● TASK PROMPT: Copy out each line containing "Studierenden" from the entries below.

- - - -

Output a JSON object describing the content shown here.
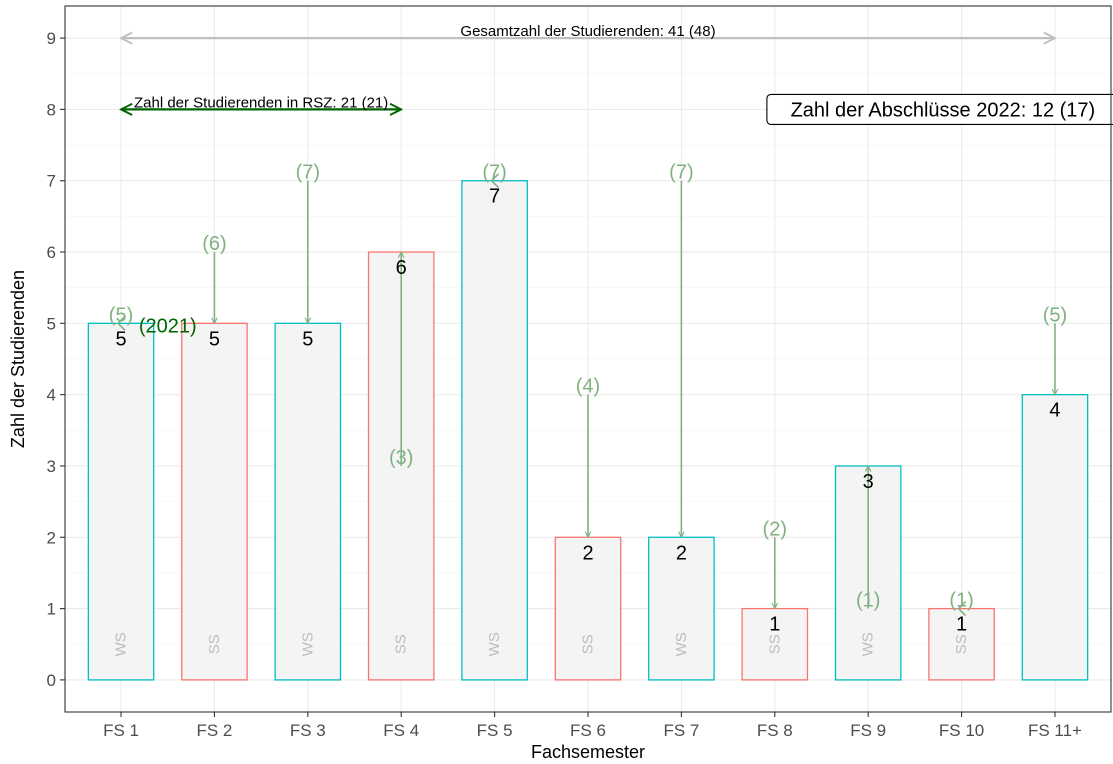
{
  "chart_data": {
    "type": "bar",
    "xlabel": "Fachsemester",
    "ylabel": "Zahl der Studierenden",
    "ylim": [
      -0.45,
      9.45
    ],
    "yticks": [
      0,
      1,
      2,
      3,
      4,
      5,
      6,
      7,
      8,
      9
    ],
    "grid": true,
    "categories": [
      "FS 1",
      "FS 2",
      "FS 3",
      "FS 4",
      "FS 5",
      "FS 6",
      "FS 7",
      "FS 8",
      "FS 9",
      "FS 10",
      "FS 11+"
    ],
    "values": [
      5,
      5,
      5,
      6,
      7,
      2,
      2,
      1,
      3,
      1,
      4
    ],
    "value_labels": [
      "5",
      "5",
      "5",
      "6",
      "7",
      "2",
      "2",
      "1",
      "3",
      "1",
      "4"
    ],
    "previous_values": [
      5,
      6,
      7,
      3,
      7,
      4,
      7,
      2,
      1,
      1,
      5
    ],
    "previous_labels": [
      "(5)",
      "(6)",
      "(7)",
      "(3)",
      "(7)",
      "(4)",
      "(7)",
      "(2)",
      "(1)",
      "(1)",
      "(5)"
    ],
    "terms": [
      "WS",
      "SS",
      "WS",
      "SS",
      "WS",
      "SS",
      "WS",
      "SS",
      "WS",
      "SS",
      ""
    ],
    "term_colors": {
      "WS": "#00BFC4",
      "SS": "#F8766D",
      "": "#00BFC4"
    },
    "bar_fill": "#f4f4f4",
    "previous_color": "#7fb27f",
    "previous_year_label": "(2021)",
    "annotations": {
      "total": {
        "text": "Gesamtzahl der Studierenden: 41 (48)",
        "from": 1,
        "to": 11,
        "y": 9,
        "color": "#bfbfbf"
      },
      "rsz": {
        "text": "Zahl der Studierenden in RSZ: 21 (21)",
        "from": 1,
        "to": 4,
        "y": 8,
        "color": "#006400"
      },
      "graduates": {
        "text": "Zahl der Abschlüsse 2022: 12 (17)",
        "x": 9.8,
        "y": 8
      }
    }
  }
}
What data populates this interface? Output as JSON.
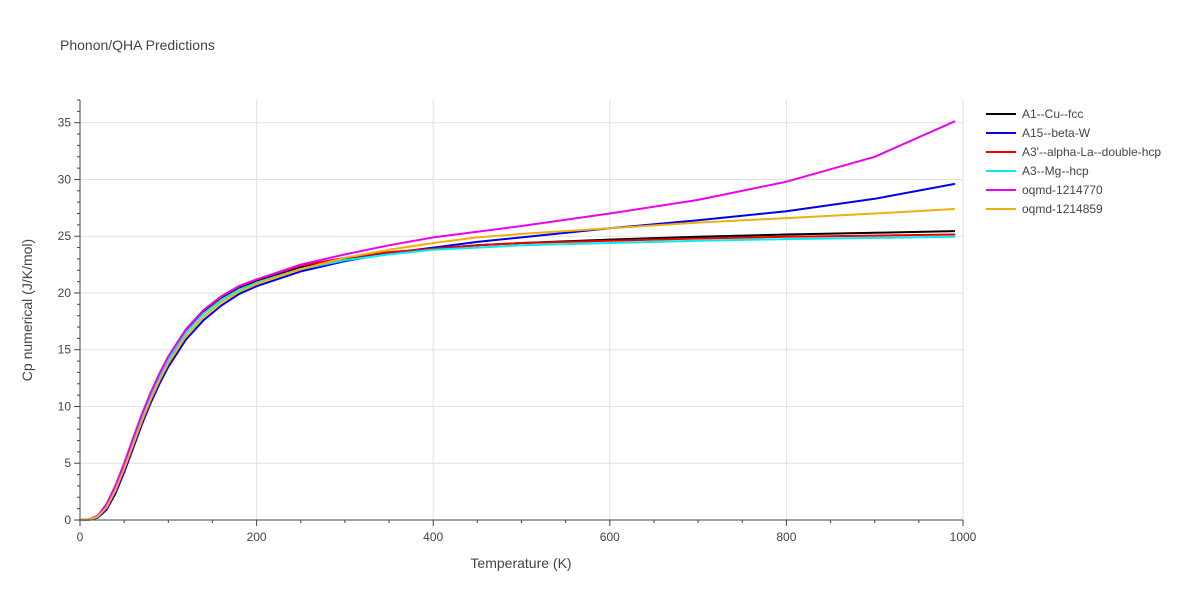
{
  "chart_data": {
    "type": "line",
    "title": "Phonon/QHA Predictions",
    "xlabel": "Temperature (K)",
    "ylabel": "Cp numerical (J/K/mol)",
    "xlim": [
      0,
      1000
    ],
    "ylim": [
      0,
      37
    ],
    "xticks": [
      0,
      200,
      400,
      600,
      800,
      1000
    ],
    "yticks": [
      0,
      5,
      10,
      15,
      20,
      25,
      30,
      35
    ],
    "grid": true,
    "legend": "right",
    "x": [
      0,
      10,
      20,
      30,
      40,
      50,
      60,
      70,
      80,
      90,
      100,
      120,
      140,
      160,
      180,
      200,
      250,
      300,
      350,
      400,
      450,
      500,
      600,
      700,
      800,
      900,
      990
    ],
    "series": [
      {
        "name": "A1--Cu--fcc",
        "color": "#000000",
        "values": [
          0,
          0.05,
          0.35,
          1.3,
          2.9,
          4.9,
          7.1,
          9.2,
          11.1,
          12.8,
          14.2,
          16.6,
          18.3,
          19.5,
          20.4,
          21.1,
          22.3,
          23.0,
          23.5,
          23.9,
          24.2,
          24.4,
          24.7,
          24.95,
          25.15,
          25.3,
          25.45
        ]
      },
      {
        "name": "A15--beta-W",
        "color": "#0000ee",
        "values": [
          0,
          0.02,
          0.2,
          0.9,
          2.3,
          4.2,
          6.3,
          8.4,
          10.3,
          12.0,
          13.5,
          15.9,
          17.6,
          18.9,
          19.9,
          20.6,
          21.9,
          22.8,
          23.5,
          24.0,
          24.5,
          24.9,
          25.7,
          26.4,
          27.2,
          28.3,
          29.6
        ]
      },
      {
        "name": "A3'--alpha-La--double-hcp",
        "color": "#ee0000",
        "values": [
          0,
          0.04,
          0.3,
          1.2,
          2.8,
          4.8,
          7.0,
          9.2,
          11.2,
          12.9,
          14.4,
          16.8,
          18.5,
          19.7,
          20.6,
          21.2,
          22.4,
          23.1,
          23.6,
          23.9,
          24.2,
          24.4,
          24.6,
          24.8,
          24.95,
          25.05,
          25.15
        ]
      },
      {
        "name": "A3--Mg--hcp",
        "color": "#00eeee",
        "values": [
          0,
          0.03,
          0.28,
          1.1,
          2.6,
          4.6,
          6.8,
          8.9,
          10.9,
          12.6,
          14.1,
          16.5,
          18.2,
          19.4,
          20.3,
          20.9,
          22.1,
          22.9,
          23.4,
          23.8,
          24.0,
          24.2,
          24.4,
          24.6,
          24.75,
          24.85,
          24.95
        ]
      },
      {
        "name": "oqmd-1214770",
        "color": "#ee00ee",
        "values": [
          0,
          0.05,
          0.38,
          1.4,
          3.0,
          5.0,
          7.2,
          9.3,
          11.2,
          12.9,
          14.4,
          16.8,
          18.5,
          19.7,
          20.6,
          21.2,
          22.5,
          23.4,
          24.2,
          24.9,
          25.4,
          25.9,
          27.0,
          28.2,
          29.8,
          32.0,
          35.1
        ]
      },
      {
        "name": "oqmd-1214859",
        "color": "#eeb011",
        "values": [
          0,
          0.04,
          0.3,
          1.1,
          2.6,
          4.5,
          6.6,
          8.7,
          10.6,
          12.3,
          13.8,
          16.2,
          17.9,
          19.2,
          20.1,
          20.8,
          22.1,
          23.1,
          23.8,
          24.4,
          24.9,
          25.2,
          25.7,
          26.2,
          26.6,
          27.0,
          27.4
        ]
      }
    ]
  }
}
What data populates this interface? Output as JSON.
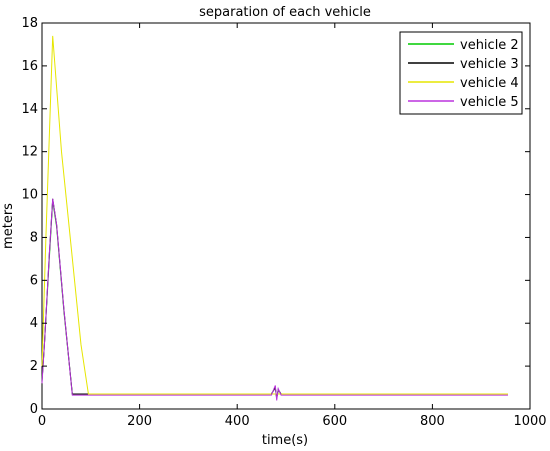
{
  "chart_data": {
    "type": "line",
    "title": "separation of each vehicle",
    "xlabel": "time(s)",
    "ylabel": "meters",
    "xlim": [
      0,
      1000
    ],
    "ylim": [
      0,
      18
    ],
    "xticks": [
      0,
      200,
      400,
      600,
      800,
      1000
    ],
    "yticks": [
      0,
      2,
      4,
      6,
      8,
      10,
      12,
      14,
      16,
      18
    ],
    "grid": false,
    "legend_position": "top-right",
    "series": [
      {
        "name": "vehicle 2",
        "color": "#00cc00",
        "x": [
          0,
          5,
          15,
          22,
          30,
          45,
          62,
          66,
          100,
          200,
          300,
          400,
          470,
          478,
          481,
          484,
          490,
          600,
          700,
          800,
          900,
          955
        ],
        "y": [
          1.3,
          3.0,
          7.0,
          9.7,
          8.5,
          4.5,
          0.7,
          0.7,
          0.7,
          0.7,
          0.7,
          0.7,
          0.7,
          1.0,
          0.5,
          0.9,
          0.7,
          0.7,
          0.7,
          0.7,
          0.7,
          0.7
        ]
      },
      {
        "name": "vehicle 3",
        "color": "#000000",
        "x": [
          0,
          5,
          15,
          22,
          30,
          45,
          62,
          66,
          100,
          200,
          300,
          400,
          470,
          478,
          481,
          484,
          490,
          600,
          700,
          800,
          900,
          955
        ],
        "y": [
          1.3,
          3.0,
          7.2,
          9.8,
          8.6,
          4.6,
          0.7,
          0.7,
          0.7,
          0.7,
          0.7,
          0.7,
          0.7,
          1.0,
          0.5,
          0.9,
          0.7,
          0.7,
          0.7,
          0.7,
          0.7,
          0.7
        ]
      },
      {
        "name": "vehicle 4",
        "color": "#e6e600",
        "x": [
          0,
          8,
          22,
          40,
          60,
          80,
          95,
          100,
          200,
          300,
          400,
          500,
          600,
          700,
          800,
          900,
          955
        ],
        "y": [
          2.0,
          8.0,
          17.4,
          12.0,
          7.5,
          3.0,
          0.7,
          0.7,
          0.7,
          0.7,
          0.7,
          0.7,
          0.7,
          0.7,
          0.7,
          0.7,
          0.7
        ]
      },
      {
        "name": "vehicle 5",
        "color": "#bb33dd",
        "x": [
          0,
          5,
          15,
          22,
          30,
          45,
          62,
          66,
          100,
          200,
          300,
          400,
          470,
          478,
          481,
          484,
          490,
          600,
          700,
          800,
          900,
          955
        ],
        "y": [
          1.2,
          3.0,
          7.2,
          9.8,
          8.6,
          4.6,
          0.65,
          0.65,
          0.65,
          0.65,
          0.65,
          0.65,
          0.65,
          1.1,
          0.4,
          0.95,
          0.65,
          0.65,
          0.65,
          0.65,
          0.65,
          0.65
        ]
      }
    ]
  }
}
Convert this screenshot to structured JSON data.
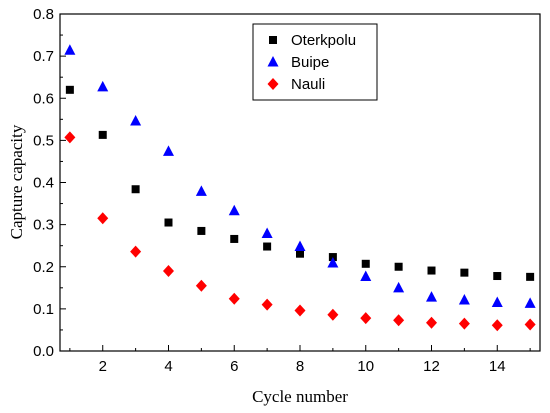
{
  "chart_data": {
    "type": "scatter",
    "title": "",
    "xlabel": "Cycle number",
    "ylabel": "Capture capacity",
    "xlim": [
      0.7,
      15.3
    ],
    "ylim": [
      0,
      0.8
    ],
    "xticks": [
      2,
      4,
      6,
      8,
      10,
      12,
      14
    ],
    "xtick_labels": [
      "2",
      "4",
      "6",
      "8",
      "10",
      "12",
      "14"
    ],
    "yticks": [
      0.0,
      0.1,
      0.2,
      0.3,
      0.4,
      0.5,
      0.6,
      0.7,
      0.8
    ],
    "ytick_labels": [
      "0.0",
      "0.1",
      "0.2",
      "0.3",
      "0.4",
      "0.5",
      "0.6",
      "0.7",
      "0.8"
    ],
    "grid": false,
    "legend_position": "top-center",
    "x": [
      1,
      2,
      3,
      4,
      5,
      6,
      7,
      8,
      9,
      10,
      11,
      12,
      13,
      14,
      15
    ],
    "series": [
      {
        "name": "Oterkpolu",
        "marker": "square",
        "color": "#000000",
        "values": [
          0.62,
          0.513,
          0.384,
          0.305,
          0.285,
          0.266,
          0.248,
          0.231,
          0.223,
          0.207,
          0.2,
          0.191,
          0.186,
          0.178,
          0.176
        ]
      },
      {
        "name": "Buipe",
        "marker": "triangle",
        "color": "#0000ff",
        "values": [
          0.714,
          0.627,
          0.546,
          0.474,
          0.379,
          0.333,
          0.279,
          0.248,
          0.209,
          0.177,
          0.15,
          0.128,
          0.121,
          0.115,
          0.113
        ]
      },
      {
        "name": "Nauli",
        "marker": "diamond",
        "color": "#ff0000",
        "values": [
          0.507,
          0.315,
          0.236,
          0.19,
          0.155,
          0.124,
          0.11,
          0.096,
          0.086,
          0.078,
          0.073,
          0.067,
          0.065,
          0.061,
          0.063
        ]
      }
    ]
  }
}
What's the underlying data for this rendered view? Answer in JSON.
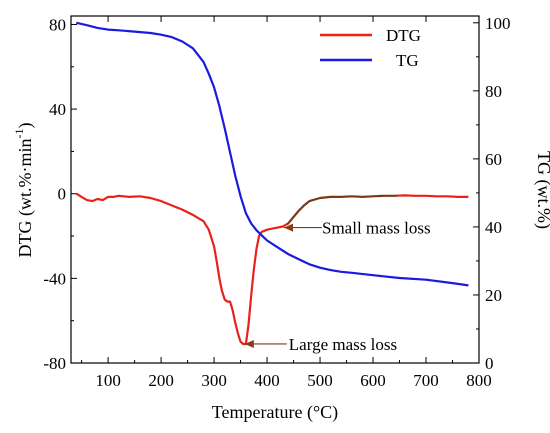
{
  "chart_data": {
    "type": "line",
    "xlabel": "Temperature (°C)",
    "ylabel_left": "DTG (wt.%·min",
    "ylabel_left_sup": "-1",
    "ylabel_left_close": ")",
    "ylabel_right": "TG (wt.%)",
    "xlim": [
      30,
      800
    ],
    "ylim_left": [
      -80,
      84
    ],
    "ylim_right": [
      0,
      102
    ],
    "x_ticks": [
      100,
      200,
      300,
      400,
      500,
      600,
      700,
      800
    ],
    "y_left_ticks": [
      -80,
      -40,
      0,
      40,
      80
    ],
    "y_right_ticks": [
      0,
      20,
      40,
      60,
      80,
      100
    ],
    "legend_position": "top-right",
    "series": [
      {
        "name": "DTG",
        "axis": "left",
        "color": "#e8221a",
        "x": [
          40,
          50,
          60,
          70,
          80,
          90,
          100,
          110,
          120,
          140,
          160,
          180,
          200,
          220,
          240,
          260,
          280,
          290,
          300,
          305,
          310,
          315,
          320,
          325,
          330,
          335,
          340,
          345,
          350,
          355,
          360,
          365,
          370,
          375,
          380,
          385,
          390,
          395,
          400,
          410,
          420,
          430,
          440,
          450,
          460,
          470,
          480,
          500,
          520,
          540,
          560,
          580,
          600,
          620,
          640,
          660,
          680,
          700,
          720,
          740,
          760,
          780
        ],
        "y": [
          0,
          -1.5,
          -3,
          -3.5,
          -2.5,
          -3,
          -1.5,
          -1.5,
          -1,
          -1.5,
          -1.2,
          -2,
          -3.5,
          -5.5,
          -7.5,
          -10,
          -13,
          -17,
          -25,
          -32,
          -40,
          -46,
          -50,
          -51,
          -51,
          -55,
          -61,
          -66,
          -70,
          -71,
          -71,
          -62,
          -48,
          -36,
          -26,
          -20,
          -18,
          -17.5,
          -17,
          -16.5,
          -16,
          -15.5,
          -14,
          -11,
          -8,
          -5.5,
          -3.5,
          -2,
          -1.5,
          -1.5,
          -1.2,
          -1.5,
          -1.2,
          -1,
          -1,
          -0.8,
          -1,
          -1,
          -1.2,
          -1.2,
          -1.5,
          -1.5
        ]
      },
      {
        "name": "TG",
        "axis": "right",
        "color": "#1a1ae0",
        "x": [
          40,
          60,
          80,
          100,
          120,
          150,
          180,
          200,
          220,
          240,
          260,
          280,
          290,
          300,
          310,
          320,
          330,
          340,
          350,
          360,
          370,
          380,
          390,
          400,
          420,
          440,
          460,
          480,
          500,
          520,
          540,
          560,
          600,
          650,
          700,
          750,
          780
        ],
        "y": [
          100,
          99.3,
          98.5,
          98,
          97.8,
          97.4,
          97,
          96.5,
          95.8,
          94.5,
          92.5,
          88.5,
          85,
          81,
          75.5,
          69,
          62,
          55,
          49,
          44,
          41,
          39,
          37.5,
          36,
          34,
          32,
          30.5,
          29,
          28,
          27.3,
          26.8,
          26.5,
          25.8,
          25,
          24.5,
          23.5,
          22.8
        ]
      }
    ],
    "annotations": [
      {
        "text": "Small mass loss",
        "x": 432,
        "y": -16
      },
      {
        "text": "Large mass loss",
        "x": 358,
        "y": -71
      }
    ]
  },
  "colors": {
    "dtg_red": "#e8221a",
    "dtg_brown": "#7a3a14",
    "tg_blue": "#1a1ae0",
    "annotation_arrow": "#8a3a14"
  }
}
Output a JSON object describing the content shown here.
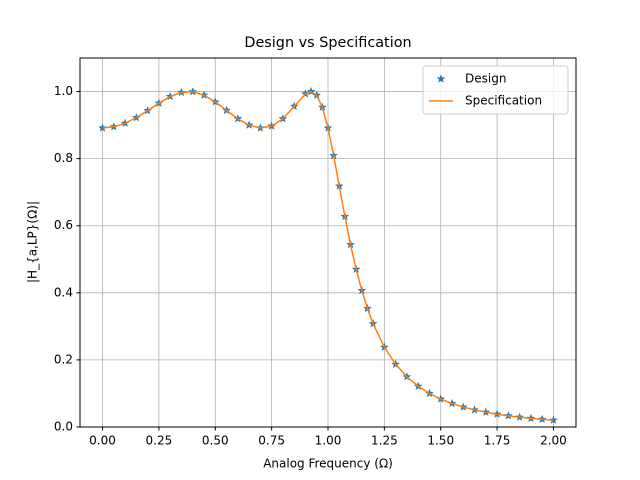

- - - -

● SOLUTION FOR THIS TASK:
    "ylabel": "Zahl der Studierenden",
        "text": "Gesamtzahl der Studierenden: 41 (48)",
        "text": "Zahl der Studierenden in RSZ: 21 (21)",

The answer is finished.